Lines of data:
_ _ _ _
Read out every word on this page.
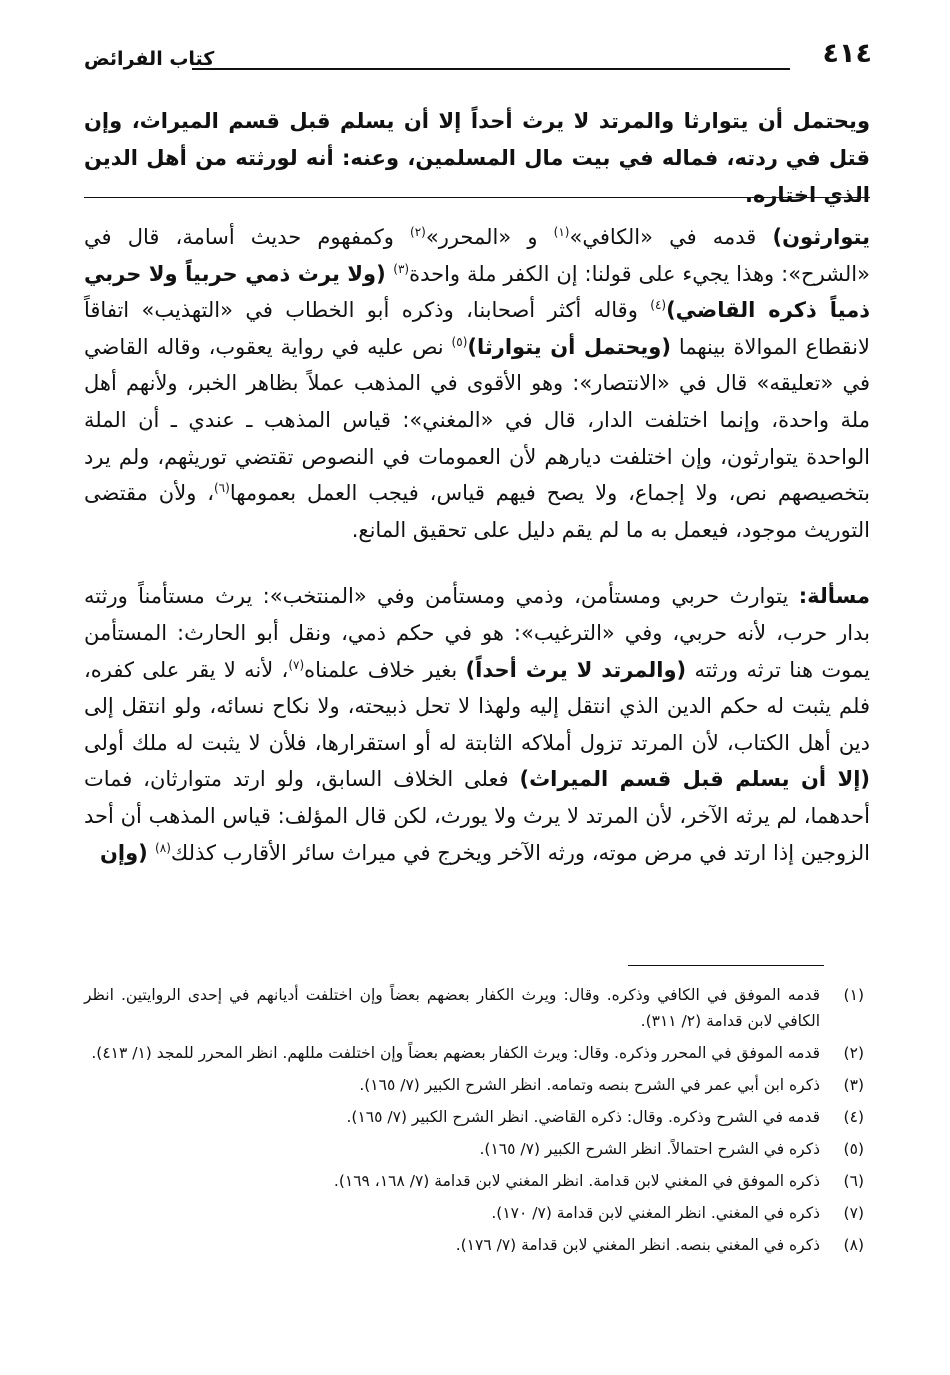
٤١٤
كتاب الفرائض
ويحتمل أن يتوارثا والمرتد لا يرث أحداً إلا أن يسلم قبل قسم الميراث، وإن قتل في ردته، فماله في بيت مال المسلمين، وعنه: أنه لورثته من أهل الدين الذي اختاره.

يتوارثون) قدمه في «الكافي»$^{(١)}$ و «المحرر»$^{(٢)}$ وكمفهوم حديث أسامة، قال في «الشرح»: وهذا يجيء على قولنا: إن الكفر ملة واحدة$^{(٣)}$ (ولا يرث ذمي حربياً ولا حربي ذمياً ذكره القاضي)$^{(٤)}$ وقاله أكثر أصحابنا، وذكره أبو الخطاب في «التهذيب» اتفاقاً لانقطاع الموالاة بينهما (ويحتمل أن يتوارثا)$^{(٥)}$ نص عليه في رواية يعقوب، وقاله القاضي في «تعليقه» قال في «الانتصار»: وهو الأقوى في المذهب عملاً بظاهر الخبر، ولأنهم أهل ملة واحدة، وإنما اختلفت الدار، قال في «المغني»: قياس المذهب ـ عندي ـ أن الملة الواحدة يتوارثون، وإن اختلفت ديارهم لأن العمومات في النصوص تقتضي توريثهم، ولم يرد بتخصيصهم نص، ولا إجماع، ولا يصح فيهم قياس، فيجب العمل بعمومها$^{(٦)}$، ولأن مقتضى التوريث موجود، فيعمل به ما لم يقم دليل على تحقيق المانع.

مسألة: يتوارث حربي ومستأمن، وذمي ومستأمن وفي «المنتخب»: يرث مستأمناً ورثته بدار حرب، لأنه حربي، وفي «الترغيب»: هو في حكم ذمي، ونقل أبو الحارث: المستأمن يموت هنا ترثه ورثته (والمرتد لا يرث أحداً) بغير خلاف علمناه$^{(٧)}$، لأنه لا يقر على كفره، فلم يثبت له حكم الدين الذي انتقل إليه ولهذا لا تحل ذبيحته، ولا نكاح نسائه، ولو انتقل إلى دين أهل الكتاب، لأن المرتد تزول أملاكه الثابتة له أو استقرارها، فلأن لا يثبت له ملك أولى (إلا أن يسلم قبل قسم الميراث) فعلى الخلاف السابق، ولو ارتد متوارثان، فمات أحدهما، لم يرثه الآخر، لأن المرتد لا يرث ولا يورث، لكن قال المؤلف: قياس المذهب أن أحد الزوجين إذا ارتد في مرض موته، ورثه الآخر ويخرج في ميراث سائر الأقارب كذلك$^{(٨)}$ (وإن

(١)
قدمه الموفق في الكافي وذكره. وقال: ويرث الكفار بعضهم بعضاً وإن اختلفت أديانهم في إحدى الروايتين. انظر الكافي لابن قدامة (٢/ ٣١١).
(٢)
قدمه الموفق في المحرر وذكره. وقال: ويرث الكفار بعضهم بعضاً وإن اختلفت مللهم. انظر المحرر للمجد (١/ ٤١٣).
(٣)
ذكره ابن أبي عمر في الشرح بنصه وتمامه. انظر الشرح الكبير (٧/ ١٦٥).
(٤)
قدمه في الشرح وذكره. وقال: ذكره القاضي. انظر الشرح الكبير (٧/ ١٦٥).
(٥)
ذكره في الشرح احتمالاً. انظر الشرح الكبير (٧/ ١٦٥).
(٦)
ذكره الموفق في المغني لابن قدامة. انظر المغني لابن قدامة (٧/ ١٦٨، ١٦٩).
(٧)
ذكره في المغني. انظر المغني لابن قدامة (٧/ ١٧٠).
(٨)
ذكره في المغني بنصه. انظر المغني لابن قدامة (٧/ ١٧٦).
_ _ _ _
Transcribe the full listing above exactly as it stands, minus the pictures.

CORRECT OUTPUT |
Read out every word on this page.
٤١٤
كتاب الفرائض
ويحتمل أن يتوارثا والمرتد لا يرث أحداً إلا أن يسلم قبل قسم الميراث، وإن قتل في ردته، فماله في بيت مال المسلمين، وعنه: أنه لورثته من أهل الدين الذي اختاره.

يتوارثون) قدمه في «الكافي»$^{(١)}$ و «المحرر»$^{(٢)}$ وكمفهوم حديث أسامة، قال في «الشرح»: وهذا يجيء على قولنا: إن الكفر ملة واحدة$^{(٣)}$ (ولا يرث ذمي حربياً ولا حربي ذمياً ذكره القاضي)$^{(٤)}$ وقاله أكثر أصحابنا، وذكره أبو الخطاب في «التهذيب» اتفاقاً لانقطاع الموالاة بينهما (ويحتمل أن يتوارثا)$^{(٥)}$ نص عليه في رواية يعقوب، وقاله القاضي في «تعليقه» قال في «الانتصار»: وهو الأقوى في المذهب عملاً بظاهر الخبر، ولأنهم أهل ملة واحدة، وإنما اختلفت الدار، قال في «المغني»: قياس المذهب ـ عندي ـ أن الملة الواحدة يتوارثون، وإن اختلفت ديارهم لأن العمومات في النصوص تقتضي توريثهم، ولم يرد بتخصيصهم نص، ولا إجماع، ولا يصح فيهم قياس، فيجب العمل بعمومها$^{(٦)}$، ولأن مقتضى التوريث موجود، فيعمل به ما لم يقم دليل على تحقيق المانع.

مسألة: يتوارث حربي ومستأمن، وذمي ومستأمن وفي «المنتخب»: يرث مستأمناً ورثته بدار حرب، لأنه حربي، وفي «الترغيب»: هو في حكم ذمي، ونقل أبو الحارث: المستأمن يموت هنا ترثه ورثته (والمرتد لا يرث أحداً) بغير خلاف علمناه$^{(٧)}$، لأنه لا يقر على كفره، فلم يثبت له حكم الدين الذي انتقل إليه ولهذا لا تحل ذبيحته، ولا نكاح نسائه، ولو انتقل إلى دين أهل الكتاب، لأن المرتد تزول أملاكه الثابتة له أو استقرارها، فلأن لا يثبت له ملك أولى (إلا أن يسلم قبل قسم الميراث) فعلى الخلاف السابق، ولو ارتد متوارثان، فمات أحدهما، لم يرثه الآخر، لأن المرتد لا يرث ولا يورث، لكن قال المؤلف: قياس المذهب أن أحد الزوجين إذا ارتد في مرض موته، ورثه الآخر ويخرج في ميراث سائر الأقارب كذلك$^{(٨)}$ (وإن

(١)
قدمه الموفق في الكافي وذكره. وقال: ويرث الكفار بعضهم بعضاً وإن اختلفت أديانهم في إحدى الروايتين. انظر الكافي لابن قدامة (٢/ ٣١١).
(٢)
قدمه الموفق في المحرر وذكره. وقال: ويرث الكفار بعضهم بعضاً وإن اختلفت مللهم. انظر المحرر للمجد (١/ ٤١٣).
(٣)
ذكره ابن أبي عمر في الشرح بنصه وتمامه. انظر الشرح الكبير (٧/ ١٦٥).
(٤)
قدمه في الشرح وذكره. وقال: ذكره القاضي. انظر الشرح الكبير (٧/ ١٦٥).
(٥)
ذكره في الشرح احتمالاً. انظر الشرح الكبير (٧/ ١٦٥).
(٦)
ذكره الموفق في المغني لابن قدامة. انظر المغني لابن قدامة (٧/ ١٦٨، ١٦٩).
(٧)
ذكره في المغني. انظر المغني لابن قدامة (٧/ ١٧٠).
(٨)
ذكره في المغني بنصه. انظر المغني لابن قدامة (٧/ ١٧٦).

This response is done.